Examine each line of the data. Copy those that contain the string "note".
* start *
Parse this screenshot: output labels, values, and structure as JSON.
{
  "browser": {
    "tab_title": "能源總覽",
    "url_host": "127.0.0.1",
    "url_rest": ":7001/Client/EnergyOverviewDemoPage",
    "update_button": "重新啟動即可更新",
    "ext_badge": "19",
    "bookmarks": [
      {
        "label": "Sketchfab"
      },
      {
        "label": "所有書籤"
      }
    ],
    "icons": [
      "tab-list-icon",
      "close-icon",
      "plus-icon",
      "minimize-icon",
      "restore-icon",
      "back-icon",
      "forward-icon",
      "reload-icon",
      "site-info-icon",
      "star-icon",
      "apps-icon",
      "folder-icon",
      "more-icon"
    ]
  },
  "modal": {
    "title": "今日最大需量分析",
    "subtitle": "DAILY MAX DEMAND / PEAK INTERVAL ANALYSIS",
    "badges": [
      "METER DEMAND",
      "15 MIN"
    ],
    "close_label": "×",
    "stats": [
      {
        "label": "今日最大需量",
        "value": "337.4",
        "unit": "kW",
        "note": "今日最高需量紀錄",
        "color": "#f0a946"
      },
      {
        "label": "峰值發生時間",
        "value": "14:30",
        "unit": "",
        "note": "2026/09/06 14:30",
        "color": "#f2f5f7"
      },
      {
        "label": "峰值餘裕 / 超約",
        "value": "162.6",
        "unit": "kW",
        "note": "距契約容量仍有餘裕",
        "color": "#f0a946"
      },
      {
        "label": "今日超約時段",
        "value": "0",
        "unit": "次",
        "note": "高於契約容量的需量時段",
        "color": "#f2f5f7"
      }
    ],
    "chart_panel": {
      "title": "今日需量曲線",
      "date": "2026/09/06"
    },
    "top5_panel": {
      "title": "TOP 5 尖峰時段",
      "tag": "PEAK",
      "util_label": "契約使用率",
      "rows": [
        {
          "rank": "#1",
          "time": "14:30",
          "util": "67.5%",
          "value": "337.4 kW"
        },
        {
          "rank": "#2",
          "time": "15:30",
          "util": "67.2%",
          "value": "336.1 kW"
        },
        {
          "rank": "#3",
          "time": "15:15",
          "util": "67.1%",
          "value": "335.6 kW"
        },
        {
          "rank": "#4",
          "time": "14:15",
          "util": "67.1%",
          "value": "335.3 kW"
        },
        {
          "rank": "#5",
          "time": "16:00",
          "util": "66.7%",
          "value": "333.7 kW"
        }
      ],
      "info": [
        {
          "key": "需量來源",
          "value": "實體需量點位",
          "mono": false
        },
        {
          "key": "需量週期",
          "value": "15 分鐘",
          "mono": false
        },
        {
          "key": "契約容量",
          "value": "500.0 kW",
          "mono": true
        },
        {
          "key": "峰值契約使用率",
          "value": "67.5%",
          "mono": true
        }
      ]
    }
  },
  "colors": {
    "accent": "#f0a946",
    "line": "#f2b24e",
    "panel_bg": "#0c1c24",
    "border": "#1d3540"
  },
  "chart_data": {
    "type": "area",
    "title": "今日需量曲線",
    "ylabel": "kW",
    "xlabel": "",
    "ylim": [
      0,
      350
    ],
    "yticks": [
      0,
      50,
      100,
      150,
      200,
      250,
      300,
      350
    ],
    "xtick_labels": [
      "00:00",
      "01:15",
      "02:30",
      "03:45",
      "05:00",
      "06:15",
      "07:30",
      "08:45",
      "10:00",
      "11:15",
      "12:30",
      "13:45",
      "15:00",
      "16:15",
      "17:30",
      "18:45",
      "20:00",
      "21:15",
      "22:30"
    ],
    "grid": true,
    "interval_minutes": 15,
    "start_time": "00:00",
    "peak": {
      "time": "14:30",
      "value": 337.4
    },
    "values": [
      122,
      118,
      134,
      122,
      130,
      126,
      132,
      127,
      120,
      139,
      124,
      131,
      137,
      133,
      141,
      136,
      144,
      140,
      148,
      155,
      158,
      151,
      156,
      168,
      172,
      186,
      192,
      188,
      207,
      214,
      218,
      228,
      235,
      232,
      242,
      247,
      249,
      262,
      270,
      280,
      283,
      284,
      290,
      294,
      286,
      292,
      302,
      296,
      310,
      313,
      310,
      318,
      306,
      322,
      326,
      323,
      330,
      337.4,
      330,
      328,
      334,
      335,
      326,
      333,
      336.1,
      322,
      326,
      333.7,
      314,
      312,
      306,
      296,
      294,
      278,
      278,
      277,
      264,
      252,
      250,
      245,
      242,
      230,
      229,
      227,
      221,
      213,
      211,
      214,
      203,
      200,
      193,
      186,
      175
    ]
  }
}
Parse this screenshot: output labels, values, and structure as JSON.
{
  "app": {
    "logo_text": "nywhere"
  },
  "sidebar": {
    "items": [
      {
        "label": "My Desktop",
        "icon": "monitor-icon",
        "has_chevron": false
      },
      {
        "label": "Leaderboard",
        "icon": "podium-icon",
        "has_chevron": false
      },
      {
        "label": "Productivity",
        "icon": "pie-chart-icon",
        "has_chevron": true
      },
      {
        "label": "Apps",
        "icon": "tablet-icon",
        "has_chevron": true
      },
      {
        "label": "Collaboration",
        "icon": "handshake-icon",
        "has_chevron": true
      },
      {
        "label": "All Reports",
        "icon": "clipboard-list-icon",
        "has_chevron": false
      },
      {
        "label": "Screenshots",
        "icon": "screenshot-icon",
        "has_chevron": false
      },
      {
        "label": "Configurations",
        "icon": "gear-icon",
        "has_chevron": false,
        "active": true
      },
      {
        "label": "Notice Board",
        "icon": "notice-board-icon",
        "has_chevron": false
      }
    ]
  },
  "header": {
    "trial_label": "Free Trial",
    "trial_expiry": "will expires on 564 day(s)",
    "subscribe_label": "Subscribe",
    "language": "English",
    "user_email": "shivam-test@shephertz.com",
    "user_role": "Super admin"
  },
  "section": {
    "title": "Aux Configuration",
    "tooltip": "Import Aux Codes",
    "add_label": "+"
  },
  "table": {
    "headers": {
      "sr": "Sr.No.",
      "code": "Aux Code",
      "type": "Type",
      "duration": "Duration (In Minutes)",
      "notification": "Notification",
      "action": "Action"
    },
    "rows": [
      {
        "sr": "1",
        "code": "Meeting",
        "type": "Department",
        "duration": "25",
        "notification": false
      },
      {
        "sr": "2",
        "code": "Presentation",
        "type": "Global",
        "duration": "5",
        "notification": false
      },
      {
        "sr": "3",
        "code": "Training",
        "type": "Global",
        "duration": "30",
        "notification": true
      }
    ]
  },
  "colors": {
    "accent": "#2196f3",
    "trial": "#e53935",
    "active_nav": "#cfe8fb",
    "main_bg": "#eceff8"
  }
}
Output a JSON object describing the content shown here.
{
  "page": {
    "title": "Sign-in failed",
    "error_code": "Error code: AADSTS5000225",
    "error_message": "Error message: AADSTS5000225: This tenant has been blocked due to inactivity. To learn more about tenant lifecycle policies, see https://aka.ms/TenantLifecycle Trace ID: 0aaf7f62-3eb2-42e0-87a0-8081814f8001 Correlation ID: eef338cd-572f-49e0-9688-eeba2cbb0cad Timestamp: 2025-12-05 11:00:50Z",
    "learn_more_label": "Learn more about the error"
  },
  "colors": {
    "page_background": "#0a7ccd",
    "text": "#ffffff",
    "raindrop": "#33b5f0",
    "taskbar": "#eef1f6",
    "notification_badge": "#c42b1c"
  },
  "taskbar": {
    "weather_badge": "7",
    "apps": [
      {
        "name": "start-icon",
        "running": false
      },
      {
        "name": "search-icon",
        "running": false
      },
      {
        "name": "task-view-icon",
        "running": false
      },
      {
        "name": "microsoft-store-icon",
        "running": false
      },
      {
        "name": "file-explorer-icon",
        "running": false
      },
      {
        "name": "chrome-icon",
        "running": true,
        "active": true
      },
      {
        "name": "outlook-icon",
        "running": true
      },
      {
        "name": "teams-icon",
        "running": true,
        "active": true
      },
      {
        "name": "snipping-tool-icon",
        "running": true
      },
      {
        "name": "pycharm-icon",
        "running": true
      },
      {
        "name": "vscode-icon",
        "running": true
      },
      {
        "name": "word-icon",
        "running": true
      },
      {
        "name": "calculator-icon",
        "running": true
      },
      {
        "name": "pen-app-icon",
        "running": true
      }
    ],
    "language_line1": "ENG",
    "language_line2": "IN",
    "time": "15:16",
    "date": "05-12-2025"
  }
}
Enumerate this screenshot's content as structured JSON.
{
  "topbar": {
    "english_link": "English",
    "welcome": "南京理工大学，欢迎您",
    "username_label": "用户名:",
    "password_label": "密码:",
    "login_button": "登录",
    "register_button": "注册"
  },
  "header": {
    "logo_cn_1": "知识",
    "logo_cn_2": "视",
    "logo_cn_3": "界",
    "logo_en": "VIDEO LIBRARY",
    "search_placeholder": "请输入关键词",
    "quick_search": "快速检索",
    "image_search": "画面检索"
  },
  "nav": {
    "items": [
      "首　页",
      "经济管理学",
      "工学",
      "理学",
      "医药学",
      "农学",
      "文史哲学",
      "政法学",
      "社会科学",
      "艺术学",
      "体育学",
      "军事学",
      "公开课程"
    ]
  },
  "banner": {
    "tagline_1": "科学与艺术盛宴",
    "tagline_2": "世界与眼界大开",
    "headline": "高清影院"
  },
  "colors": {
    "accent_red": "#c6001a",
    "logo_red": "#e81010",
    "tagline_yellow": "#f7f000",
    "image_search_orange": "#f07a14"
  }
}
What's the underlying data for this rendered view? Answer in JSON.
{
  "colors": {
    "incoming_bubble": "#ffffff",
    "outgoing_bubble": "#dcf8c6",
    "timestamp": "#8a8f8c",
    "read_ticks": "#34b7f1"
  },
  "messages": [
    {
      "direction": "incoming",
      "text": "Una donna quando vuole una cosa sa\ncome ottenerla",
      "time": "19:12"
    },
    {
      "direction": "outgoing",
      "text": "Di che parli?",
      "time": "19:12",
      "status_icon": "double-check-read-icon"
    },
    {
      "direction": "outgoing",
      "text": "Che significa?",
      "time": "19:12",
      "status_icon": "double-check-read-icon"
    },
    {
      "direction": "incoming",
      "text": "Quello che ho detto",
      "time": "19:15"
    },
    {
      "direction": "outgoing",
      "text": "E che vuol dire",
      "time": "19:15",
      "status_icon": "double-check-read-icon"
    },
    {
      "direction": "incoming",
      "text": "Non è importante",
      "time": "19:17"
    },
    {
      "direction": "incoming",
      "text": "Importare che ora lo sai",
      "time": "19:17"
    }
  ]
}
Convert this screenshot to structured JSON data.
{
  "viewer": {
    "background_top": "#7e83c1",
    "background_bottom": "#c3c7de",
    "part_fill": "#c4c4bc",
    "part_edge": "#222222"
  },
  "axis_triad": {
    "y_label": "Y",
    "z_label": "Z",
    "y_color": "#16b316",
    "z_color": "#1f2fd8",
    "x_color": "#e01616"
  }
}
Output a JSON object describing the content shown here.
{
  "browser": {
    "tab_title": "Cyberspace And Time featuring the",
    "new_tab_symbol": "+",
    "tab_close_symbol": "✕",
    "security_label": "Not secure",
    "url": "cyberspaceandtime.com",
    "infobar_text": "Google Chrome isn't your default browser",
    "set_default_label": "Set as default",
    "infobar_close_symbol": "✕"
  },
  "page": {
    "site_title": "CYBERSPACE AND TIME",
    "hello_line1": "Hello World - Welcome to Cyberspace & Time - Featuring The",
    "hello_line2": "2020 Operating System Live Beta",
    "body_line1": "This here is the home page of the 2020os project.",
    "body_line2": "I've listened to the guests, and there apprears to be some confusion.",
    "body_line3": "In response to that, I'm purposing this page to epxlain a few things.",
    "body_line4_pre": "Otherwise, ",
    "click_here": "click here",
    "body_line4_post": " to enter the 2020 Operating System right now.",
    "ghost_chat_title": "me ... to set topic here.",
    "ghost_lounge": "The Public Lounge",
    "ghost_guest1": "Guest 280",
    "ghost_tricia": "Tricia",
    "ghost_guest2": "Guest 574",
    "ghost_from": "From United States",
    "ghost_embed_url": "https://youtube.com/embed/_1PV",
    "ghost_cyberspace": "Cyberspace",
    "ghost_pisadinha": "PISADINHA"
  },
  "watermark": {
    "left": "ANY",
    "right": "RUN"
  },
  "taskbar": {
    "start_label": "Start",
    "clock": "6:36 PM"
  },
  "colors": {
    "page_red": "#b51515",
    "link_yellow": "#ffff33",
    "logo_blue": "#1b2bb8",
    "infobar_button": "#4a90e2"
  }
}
* end *
Reply to the task
        "note": "今日最高需量紀錄",
        "note": "2026/09/06 14:30",
        "note": "距契約容量仍有餘裕",
        "note": "高於契約容量的需量時段",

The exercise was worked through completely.